INFORMATION PROVIDED:
* START *
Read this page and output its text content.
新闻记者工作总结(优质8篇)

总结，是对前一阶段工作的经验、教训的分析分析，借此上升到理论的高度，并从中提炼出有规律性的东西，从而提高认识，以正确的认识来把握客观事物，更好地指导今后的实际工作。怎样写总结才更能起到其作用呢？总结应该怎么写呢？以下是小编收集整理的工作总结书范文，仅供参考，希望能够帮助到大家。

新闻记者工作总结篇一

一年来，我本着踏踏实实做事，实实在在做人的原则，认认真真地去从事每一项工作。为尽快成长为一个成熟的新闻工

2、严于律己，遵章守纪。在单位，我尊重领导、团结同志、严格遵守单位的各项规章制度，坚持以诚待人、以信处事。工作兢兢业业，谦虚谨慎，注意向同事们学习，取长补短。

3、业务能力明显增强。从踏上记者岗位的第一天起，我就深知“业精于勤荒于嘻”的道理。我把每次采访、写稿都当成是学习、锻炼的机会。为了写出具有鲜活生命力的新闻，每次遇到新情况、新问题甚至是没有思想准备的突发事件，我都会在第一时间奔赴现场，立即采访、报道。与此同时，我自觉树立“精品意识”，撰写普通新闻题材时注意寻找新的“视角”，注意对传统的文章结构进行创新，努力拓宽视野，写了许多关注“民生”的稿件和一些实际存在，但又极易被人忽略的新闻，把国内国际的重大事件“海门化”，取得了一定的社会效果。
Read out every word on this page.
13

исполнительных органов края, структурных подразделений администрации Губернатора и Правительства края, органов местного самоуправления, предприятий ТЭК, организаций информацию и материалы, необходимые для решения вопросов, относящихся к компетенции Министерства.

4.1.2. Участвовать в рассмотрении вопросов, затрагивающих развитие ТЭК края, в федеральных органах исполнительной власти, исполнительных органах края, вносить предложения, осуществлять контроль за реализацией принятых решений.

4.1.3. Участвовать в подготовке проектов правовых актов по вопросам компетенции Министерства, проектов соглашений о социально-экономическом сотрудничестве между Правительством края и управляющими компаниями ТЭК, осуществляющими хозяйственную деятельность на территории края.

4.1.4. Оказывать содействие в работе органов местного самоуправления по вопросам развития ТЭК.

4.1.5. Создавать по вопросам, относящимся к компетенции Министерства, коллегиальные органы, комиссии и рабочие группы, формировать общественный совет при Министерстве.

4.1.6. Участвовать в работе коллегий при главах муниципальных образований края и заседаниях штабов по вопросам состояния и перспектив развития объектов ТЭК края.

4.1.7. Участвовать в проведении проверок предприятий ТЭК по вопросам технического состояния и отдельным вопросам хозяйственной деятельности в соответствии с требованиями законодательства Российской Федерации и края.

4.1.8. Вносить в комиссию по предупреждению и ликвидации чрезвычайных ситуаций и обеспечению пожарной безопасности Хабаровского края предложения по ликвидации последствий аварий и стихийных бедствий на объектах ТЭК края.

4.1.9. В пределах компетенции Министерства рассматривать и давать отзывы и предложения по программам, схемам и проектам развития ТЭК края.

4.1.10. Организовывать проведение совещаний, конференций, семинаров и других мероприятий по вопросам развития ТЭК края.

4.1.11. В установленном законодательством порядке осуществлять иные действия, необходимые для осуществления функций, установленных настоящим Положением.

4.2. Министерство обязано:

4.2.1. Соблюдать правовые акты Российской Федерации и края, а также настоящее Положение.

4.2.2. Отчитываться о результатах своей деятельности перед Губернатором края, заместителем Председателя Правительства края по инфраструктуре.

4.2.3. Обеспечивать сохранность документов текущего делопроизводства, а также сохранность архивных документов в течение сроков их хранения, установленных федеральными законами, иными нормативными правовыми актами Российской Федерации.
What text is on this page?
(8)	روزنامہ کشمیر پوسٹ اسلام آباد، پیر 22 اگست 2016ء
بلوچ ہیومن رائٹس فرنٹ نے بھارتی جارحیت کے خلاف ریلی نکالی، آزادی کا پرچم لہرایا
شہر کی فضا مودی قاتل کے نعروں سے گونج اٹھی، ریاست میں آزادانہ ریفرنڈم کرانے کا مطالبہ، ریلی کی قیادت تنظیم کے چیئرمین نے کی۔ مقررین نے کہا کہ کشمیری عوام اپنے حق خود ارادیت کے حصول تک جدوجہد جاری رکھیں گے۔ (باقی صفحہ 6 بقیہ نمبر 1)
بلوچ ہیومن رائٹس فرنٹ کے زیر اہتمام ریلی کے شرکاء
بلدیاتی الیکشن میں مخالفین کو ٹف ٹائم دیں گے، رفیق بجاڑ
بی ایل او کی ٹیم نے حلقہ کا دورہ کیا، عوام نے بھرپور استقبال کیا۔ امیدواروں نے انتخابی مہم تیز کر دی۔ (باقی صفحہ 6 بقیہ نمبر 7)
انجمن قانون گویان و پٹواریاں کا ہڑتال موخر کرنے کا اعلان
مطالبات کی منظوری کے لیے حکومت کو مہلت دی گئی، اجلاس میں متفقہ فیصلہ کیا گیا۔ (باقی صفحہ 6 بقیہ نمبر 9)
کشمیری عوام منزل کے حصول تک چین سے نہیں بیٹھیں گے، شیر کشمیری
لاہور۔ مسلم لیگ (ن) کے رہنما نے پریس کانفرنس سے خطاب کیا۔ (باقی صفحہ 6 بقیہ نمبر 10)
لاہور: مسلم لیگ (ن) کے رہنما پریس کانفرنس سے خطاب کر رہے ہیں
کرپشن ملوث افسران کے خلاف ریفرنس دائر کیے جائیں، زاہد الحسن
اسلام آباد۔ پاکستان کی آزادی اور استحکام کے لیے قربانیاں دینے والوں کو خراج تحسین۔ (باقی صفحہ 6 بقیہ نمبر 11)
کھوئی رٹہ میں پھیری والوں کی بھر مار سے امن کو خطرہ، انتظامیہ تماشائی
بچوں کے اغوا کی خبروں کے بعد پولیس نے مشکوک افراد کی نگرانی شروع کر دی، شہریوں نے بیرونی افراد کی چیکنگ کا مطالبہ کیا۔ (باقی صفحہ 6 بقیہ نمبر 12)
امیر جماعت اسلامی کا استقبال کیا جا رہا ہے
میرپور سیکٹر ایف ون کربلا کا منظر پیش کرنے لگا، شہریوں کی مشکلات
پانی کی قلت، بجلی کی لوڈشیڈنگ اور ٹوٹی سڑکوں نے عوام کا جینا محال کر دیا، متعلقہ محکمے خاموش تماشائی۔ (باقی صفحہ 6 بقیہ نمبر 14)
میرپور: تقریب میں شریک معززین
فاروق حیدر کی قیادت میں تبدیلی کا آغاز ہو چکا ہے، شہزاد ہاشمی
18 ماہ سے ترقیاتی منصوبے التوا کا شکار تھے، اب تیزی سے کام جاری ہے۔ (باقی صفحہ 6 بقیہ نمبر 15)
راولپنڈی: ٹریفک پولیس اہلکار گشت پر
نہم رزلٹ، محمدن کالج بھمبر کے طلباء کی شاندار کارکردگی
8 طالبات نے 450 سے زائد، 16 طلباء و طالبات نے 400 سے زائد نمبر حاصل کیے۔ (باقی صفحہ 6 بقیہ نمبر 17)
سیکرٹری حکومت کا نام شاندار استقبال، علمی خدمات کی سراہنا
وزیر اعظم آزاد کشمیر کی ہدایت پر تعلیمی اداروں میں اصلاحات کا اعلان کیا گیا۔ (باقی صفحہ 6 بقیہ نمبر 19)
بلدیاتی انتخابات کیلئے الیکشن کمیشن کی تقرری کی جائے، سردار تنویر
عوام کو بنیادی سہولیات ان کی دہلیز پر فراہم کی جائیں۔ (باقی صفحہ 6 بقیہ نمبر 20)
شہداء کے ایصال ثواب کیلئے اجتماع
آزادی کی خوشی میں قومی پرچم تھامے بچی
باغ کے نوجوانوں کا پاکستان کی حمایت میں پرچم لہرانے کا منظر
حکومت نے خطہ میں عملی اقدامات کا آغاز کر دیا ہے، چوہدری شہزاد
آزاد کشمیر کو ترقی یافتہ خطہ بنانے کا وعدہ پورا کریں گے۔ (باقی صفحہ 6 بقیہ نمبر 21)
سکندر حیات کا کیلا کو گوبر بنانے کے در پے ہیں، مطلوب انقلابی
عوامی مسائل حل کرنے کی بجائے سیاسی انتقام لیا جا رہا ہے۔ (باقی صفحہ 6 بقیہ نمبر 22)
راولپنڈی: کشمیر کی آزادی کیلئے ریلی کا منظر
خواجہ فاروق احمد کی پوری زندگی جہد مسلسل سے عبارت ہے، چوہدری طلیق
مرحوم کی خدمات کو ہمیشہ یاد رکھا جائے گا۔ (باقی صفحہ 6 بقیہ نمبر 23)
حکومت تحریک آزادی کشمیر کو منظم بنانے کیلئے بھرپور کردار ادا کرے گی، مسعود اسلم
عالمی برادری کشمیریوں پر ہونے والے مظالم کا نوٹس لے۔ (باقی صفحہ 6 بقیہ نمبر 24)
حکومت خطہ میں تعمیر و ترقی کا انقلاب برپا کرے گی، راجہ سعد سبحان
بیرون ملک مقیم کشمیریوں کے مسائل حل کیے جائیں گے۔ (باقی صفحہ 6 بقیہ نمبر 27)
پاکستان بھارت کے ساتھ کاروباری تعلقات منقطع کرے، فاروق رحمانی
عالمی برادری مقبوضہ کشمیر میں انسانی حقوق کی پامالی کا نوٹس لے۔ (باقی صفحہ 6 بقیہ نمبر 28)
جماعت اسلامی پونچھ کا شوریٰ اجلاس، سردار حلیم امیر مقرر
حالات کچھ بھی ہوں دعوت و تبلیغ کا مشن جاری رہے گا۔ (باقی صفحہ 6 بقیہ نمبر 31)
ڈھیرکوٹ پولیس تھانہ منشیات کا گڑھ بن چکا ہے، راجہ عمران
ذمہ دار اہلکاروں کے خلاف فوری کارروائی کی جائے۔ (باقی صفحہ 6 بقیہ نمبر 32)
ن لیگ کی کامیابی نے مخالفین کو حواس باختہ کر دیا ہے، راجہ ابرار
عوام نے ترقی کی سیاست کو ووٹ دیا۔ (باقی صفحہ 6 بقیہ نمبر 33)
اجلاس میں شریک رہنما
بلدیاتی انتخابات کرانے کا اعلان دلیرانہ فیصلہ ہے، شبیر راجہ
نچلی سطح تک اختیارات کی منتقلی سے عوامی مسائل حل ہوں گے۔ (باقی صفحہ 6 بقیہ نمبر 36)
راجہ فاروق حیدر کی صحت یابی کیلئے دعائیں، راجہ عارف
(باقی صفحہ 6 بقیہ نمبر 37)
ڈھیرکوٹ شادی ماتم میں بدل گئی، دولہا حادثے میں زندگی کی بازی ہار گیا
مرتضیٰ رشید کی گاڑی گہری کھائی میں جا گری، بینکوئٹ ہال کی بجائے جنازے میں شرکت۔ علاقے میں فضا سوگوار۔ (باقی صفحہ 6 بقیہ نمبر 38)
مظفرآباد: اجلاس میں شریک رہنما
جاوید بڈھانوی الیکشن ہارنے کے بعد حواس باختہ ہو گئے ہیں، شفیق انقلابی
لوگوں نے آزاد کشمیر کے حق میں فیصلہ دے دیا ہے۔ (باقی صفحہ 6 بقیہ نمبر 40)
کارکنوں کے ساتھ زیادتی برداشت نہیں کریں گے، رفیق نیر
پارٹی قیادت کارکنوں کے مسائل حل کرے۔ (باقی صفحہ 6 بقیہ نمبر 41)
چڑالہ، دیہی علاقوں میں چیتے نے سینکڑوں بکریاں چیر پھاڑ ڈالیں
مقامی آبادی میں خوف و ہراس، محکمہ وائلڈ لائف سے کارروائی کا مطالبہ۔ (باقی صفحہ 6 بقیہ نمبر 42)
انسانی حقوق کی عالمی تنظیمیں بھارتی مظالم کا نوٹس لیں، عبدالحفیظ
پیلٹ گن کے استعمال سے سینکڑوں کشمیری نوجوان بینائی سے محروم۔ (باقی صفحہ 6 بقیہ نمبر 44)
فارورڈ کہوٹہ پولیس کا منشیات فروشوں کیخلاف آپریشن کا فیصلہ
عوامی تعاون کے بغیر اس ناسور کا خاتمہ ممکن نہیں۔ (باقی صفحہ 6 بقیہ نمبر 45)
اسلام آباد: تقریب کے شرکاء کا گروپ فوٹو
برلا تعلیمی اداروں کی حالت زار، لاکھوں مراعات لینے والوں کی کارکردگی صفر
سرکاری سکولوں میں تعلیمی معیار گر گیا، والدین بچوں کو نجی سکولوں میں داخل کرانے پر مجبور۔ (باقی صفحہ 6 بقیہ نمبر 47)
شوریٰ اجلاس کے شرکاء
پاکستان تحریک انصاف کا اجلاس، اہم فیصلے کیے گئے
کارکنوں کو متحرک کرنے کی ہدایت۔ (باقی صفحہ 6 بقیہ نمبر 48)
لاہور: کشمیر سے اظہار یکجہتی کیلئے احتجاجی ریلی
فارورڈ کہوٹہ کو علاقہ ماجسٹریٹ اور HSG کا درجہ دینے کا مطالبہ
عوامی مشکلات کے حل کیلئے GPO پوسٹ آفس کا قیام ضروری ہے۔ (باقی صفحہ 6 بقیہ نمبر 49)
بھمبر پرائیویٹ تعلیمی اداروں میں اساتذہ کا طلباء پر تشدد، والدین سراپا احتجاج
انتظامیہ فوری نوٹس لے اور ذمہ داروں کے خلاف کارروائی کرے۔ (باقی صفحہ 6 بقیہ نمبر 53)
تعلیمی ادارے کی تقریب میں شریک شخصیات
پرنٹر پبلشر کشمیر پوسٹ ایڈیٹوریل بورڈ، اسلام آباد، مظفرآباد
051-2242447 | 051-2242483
* END *
REQUIRED WORK: Gather each line in these records that contains the string "осуществлять".

THE SOLUTION:
4.1.2. Участвовать в рассмотрении вопросов, затрагивающих развитие ТЭК края, в федеральных органах исполнительной власти, исполнительных органах края, вносить предложения, осуществлять контроль за реализацией принятых решений.
4.1.11. В установленном законодательством порядке осуществлять иные действия, необходимые для осуществления функций, установленных настоящим Положением.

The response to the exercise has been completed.